Gather, from the data below, each line in which the word "coal" occurs.

— START Records for the exercise —

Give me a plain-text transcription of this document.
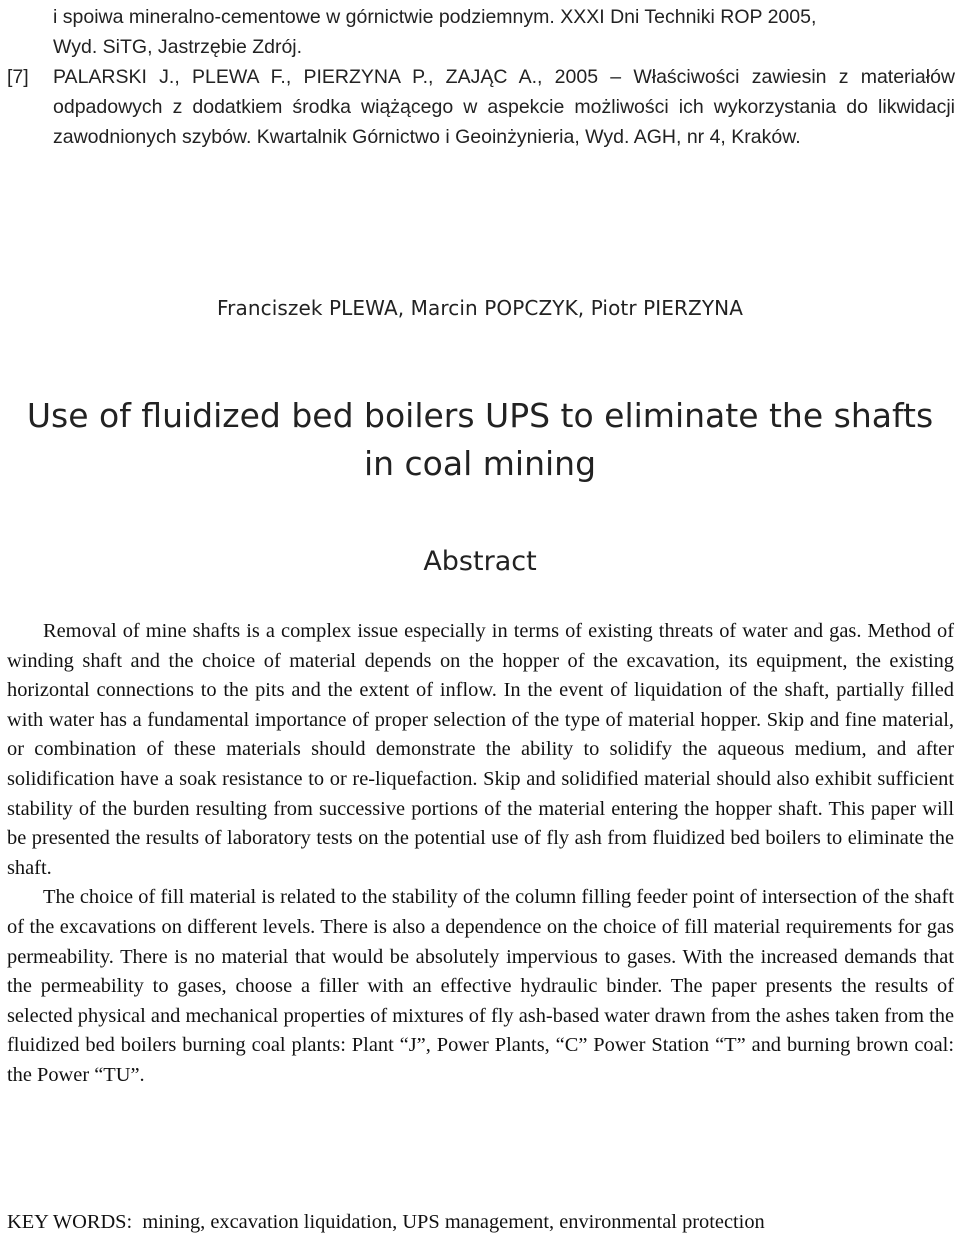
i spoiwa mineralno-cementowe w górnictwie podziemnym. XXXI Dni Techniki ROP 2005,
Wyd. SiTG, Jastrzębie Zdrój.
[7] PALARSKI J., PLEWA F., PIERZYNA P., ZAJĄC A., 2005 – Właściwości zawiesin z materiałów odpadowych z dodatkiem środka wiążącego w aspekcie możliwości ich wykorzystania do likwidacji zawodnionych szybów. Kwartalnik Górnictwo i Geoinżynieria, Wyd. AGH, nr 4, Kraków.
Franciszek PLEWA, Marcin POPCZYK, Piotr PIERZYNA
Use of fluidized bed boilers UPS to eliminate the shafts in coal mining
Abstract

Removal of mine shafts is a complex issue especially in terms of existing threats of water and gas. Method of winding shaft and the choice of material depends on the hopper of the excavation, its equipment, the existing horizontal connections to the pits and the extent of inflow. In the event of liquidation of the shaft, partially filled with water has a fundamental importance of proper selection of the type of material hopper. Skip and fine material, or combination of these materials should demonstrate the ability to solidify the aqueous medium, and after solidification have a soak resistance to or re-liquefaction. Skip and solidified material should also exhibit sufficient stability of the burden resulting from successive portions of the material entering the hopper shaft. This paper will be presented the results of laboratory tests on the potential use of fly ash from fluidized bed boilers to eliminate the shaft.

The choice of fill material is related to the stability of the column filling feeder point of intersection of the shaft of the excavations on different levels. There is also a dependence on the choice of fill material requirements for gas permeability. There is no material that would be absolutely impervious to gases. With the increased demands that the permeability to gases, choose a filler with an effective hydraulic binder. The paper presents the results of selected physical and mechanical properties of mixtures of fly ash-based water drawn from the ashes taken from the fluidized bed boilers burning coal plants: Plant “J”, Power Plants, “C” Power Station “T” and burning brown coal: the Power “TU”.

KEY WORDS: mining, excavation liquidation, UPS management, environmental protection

— END Records for the exercise —
— START Records for the exercise —

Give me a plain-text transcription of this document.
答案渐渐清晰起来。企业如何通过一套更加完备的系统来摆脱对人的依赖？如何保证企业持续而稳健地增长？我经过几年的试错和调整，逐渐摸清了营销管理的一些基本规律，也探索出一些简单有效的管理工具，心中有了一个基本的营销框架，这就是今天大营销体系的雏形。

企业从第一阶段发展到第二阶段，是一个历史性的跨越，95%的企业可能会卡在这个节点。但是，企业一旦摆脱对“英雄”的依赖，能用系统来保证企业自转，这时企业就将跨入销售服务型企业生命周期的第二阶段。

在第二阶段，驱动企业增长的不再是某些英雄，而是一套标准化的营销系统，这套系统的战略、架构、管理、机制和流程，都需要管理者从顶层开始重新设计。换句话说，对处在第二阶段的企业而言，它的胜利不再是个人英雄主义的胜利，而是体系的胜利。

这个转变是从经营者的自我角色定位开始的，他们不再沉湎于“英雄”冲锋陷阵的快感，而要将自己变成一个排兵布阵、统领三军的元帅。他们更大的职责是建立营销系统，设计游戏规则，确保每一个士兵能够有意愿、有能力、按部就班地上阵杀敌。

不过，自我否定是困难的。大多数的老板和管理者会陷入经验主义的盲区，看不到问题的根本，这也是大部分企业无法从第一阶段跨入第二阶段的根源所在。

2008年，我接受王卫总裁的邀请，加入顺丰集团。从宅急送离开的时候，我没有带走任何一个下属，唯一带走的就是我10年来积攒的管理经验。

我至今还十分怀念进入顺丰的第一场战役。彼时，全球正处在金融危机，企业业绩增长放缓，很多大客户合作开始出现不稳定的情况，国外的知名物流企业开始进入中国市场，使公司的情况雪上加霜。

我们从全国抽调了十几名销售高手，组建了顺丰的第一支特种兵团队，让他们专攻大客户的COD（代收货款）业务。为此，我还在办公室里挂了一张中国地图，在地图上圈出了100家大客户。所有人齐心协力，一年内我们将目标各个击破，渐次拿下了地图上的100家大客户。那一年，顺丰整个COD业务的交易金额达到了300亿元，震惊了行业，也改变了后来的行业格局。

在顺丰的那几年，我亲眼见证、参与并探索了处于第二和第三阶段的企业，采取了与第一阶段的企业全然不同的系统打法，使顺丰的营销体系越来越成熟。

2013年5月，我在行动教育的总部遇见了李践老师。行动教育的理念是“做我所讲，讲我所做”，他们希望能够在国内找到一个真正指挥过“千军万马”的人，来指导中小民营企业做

— END Records for the exercise —

■ Exercise output ■
Use of fluidized bed boilers UPS to eliminate the shafts in coal mining
The choice of fill material is related to the stability of the column filling feeder point of intersection of the shaft of the excavations on different levels. There is also a dependence on the choice of fill material requirements for gas permeability. There is no material that would be absolutely impervious to gases. With the increased demands that the permeability to gases, choose a filler with an effective hydraulic binder. The paper presents the results of selected physical and mechanical properties of mixtures of fly ash-based water drawn from the ashes taken from the fluidized bed boilers burning coal plants: Plant “J”, Power Plants, “C” Power Station “T” and burning brown coal: the Power “TU”.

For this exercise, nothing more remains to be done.